**Exercise directions**
In the abstract on magnetotactic bacteria with gold nanoprisms, what temperature increase did the functionalized bacteria produce under near-infrared light?

**Text segment**
== == ==

Functionalization of magnetotactic bacteria with gold Nanoprisms. A Route to novel photothermal agents

Abstract

Magnetotactic bacteria offer promising biomedical applications due to their unique ability to synthesize magnetic nanoparticles and their natural magnetotaxis, which enables their controlled navigation in fluids. They also serve as a platform for integrating synthetic nanomaterials, adding new functionalities and increasing their potential in biomedicine. This study explores the functionalization of Magnetospirillum gryphiswaldense (MSR-1) with gold nanoprisms (AuNPR). The attachment of AuNPR to the outer surface of MSR-1 was achieved by two synthetic approaches: i) direct attachment of AuNPR to MSR-1 to produce MSR-AuNPR and ii) pre-coating AuNPR with exopolysaccharides (EPS) from Lactobacillus plantarum (Lp) or Pseudomonas aeruginosa (Pa), resulting in Lp@AuNPR and Pa@AuNPR, which were then bound to MSR-1, thereby producing MSR-Lp@AuNPR and MSR-Pa@AuNPR. When exposed to near-infrared (NIR) light (λ = 1064 nm), the functionalized bacteria were able to produce a temperature increase ranging from 8 °C to 10 °C, thereby substantiating their capacity for photothermal therapy. Viability of the functionalized bacteria was also studied. While MSR-1 viability exhibited a greater decrease upon direct AuNPR attachment, EPS-coated AuNPR were able to decrease this toxic effect. This finding suggests that EPS coatings enhance bacterial compatibility and system stability. The study also confirmed that the release of AuNPR from MSR-1 remained minimal under biological pH conditions, indicating a high degree of conservation of the MSR-AuNPR, MSR-Lp@AuNPR, and MSR-Pa@AuNPR systems. Furthermore, the structural integrity of the functionalized bacteria was maintained after prolonged storage at 4 °C. These results underscore the augmented biomedical potential of magnetotactic bacteria functionalized with AuNPR for photothermal therapy, a combination that integrates their mobility given their intrinsic magnetic properties with an innovative NIR-responsive pathway.

== == ==

**Extracted records**
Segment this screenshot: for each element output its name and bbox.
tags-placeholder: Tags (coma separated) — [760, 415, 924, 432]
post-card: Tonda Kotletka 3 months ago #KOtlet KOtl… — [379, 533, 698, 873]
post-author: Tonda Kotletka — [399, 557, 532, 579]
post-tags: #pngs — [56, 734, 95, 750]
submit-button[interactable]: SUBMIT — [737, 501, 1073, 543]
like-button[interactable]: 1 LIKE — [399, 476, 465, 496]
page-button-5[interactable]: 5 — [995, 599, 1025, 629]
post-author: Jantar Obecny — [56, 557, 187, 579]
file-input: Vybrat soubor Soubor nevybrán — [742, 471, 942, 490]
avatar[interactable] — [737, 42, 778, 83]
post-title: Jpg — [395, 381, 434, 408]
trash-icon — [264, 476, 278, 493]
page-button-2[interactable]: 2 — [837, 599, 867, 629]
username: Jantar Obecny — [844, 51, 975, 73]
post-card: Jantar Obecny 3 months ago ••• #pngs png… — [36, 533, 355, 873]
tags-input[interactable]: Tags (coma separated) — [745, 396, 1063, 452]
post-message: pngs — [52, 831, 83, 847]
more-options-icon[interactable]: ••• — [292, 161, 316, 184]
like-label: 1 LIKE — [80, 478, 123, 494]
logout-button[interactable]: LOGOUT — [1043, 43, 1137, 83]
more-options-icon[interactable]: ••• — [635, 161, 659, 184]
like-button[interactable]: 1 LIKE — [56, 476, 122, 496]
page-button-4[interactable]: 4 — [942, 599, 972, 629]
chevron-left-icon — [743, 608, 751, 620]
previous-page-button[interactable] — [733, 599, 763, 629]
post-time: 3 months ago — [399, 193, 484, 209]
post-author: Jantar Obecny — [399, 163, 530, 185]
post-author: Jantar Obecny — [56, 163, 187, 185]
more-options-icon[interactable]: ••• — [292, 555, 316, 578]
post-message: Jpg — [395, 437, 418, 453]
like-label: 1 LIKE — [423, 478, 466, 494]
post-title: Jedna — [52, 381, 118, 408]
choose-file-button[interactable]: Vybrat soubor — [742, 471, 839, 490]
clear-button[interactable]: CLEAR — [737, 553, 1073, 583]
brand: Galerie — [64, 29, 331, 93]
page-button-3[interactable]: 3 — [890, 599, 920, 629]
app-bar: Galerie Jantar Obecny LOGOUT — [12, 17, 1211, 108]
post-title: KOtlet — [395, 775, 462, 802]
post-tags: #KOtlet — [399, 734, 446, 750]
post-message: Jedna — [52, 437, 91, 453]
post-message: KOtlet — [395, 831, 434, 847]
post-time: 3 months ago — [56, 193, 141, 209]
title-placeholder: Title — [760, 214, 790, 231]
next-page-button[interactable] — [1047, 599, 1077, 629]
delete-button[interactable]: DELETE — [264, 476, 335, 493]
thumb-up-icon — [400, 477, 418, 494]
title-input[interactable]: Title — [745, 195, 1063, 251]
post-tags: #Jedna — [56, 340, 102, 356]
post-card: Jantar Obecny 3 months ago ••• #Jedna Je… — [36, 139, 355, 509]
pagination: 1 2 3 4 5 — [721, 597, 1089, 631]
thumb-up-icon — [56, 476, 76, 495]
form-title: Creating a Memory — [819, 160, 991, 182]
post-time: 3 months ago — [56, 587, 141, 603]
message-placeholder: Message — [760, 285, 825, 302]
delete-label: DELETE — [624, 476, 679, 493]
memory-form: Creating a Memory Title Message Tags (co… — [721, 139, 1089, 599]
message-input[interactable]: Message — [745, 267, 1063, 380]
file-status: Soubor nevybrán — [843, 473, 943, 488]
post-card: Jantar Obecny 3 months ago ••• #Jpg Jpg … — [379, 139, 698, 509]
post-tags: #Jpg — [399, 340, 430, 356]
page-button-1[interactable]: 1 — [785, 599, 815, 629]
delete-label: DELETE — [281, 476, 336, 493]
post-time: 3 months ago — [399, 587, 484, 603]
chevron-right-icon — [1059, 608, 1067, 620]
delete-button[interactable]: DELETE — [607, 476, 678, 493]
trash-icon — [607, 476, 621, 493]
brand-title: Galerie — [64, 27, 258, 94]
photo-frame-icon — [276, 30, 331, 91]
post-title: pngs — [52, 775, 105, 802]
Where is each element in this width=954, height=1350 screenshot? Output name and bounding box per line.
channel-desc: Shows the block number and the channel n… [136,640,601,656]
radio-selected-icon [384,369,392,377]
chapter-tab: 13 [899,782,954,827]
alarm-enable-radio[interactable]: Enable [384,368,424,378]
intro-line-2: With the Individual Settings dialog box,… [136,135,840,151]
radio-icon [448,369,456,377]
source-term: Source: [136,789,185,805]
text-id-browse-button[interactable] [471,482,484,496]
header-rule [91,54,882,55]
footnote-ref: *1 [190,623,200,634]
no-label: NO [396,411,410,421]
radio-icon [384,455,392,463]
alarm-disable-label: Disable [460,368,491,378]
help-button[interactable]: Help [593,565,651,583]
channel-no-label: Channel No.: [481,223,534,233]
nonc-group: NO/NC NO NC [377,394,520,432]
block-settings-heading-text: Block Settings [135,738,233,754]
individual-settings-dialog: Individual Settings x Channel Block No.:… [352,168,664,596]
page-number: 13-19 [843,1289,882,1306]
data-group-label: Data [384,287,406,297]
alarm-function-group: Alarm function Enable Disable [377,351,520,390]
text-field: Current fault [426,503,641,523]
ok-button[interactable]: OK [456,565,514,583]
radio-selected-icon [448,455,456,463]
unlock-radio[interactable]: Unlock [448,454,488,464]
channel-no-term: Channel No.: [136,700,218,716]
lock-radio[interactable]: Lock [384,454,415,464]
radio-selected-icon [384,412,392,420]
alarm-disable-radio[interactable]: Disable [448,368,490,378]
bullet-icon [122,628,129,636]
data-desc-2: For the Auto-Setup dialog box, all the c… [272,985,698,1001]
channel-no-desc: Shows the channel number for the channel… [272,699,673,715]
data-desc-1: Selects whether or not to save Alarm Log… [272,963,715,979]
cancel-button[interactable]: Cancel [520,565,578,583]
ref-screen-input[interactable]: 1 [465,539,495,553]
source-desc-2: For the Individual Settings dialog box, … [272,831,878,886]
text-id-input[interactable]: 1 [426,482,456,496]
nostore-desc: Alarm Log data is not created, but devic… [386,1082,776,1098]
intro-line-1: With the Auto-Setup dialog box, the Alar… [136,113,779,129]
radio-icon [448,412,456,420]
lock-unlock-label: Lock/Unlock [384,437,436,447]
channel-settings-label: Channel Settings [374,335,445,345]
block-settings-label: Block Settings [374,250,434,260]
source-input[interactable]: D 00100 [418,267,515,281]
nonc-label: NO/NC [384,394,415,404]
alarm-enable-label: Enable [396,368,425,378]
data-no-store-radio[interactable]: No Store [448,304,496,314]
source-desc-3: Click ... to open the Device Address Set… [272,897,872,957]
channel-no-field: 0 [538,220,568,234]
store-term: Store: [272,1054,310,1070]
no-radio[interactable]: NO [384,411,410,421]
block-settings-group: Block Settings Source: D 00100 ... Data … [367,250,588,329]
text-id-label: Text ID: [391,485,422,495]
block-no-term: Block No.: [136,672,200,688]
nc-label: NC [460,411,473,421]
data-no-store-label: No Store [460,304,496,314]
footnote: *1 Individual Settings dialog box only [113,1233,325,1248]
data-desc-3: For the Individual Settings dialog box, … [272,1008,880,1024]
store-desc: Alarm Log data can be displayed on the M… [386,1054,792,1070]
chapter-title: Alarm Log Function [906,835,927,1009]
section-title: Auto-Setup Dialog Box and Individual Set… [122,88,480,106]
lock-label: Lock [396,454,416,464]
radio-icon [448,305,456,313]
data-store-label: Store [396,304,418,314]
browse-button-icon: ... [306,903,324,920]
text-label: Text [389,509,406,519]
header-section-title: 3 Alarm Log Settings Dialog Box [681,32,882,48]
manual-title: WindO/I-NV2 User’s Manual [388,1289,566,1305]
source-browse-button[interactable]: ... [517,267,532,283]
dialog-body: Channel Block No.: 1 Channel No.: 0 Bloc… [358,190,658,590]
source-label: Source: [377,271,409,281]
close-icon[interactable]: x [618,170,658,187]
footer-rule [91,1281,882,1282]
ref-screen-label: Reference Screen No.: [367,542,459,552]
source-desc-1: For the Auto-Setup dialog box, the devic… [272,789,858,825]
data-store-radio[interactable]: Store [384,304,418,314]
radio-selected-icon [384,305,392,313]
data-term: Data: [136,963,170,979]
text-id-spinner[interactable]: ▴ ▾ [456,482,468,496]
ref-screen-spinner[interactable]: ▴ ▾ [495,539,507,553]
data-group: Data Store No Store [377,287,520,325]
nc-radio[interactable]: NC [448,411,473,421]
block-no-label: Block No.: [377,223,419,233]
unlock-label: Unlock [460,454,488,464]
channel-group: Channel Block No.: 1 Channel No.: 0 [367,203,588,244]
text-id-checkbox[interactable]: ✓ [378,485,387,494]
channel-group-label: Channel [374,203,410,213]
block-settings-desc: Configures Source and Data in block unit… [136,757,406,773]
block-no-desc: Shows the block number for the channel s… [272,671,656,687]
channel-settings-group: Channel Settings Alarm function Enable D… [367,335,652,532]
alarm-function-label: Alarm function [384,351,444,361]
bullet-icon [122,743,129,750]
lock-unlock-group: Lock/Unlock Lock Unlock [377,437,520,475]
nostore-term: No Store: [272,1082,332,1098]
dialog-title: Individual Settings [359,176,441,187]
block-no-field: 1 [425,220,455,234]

== == ==

**Worked solution**
A temperature increase ranging from 8 °C to 10 °C.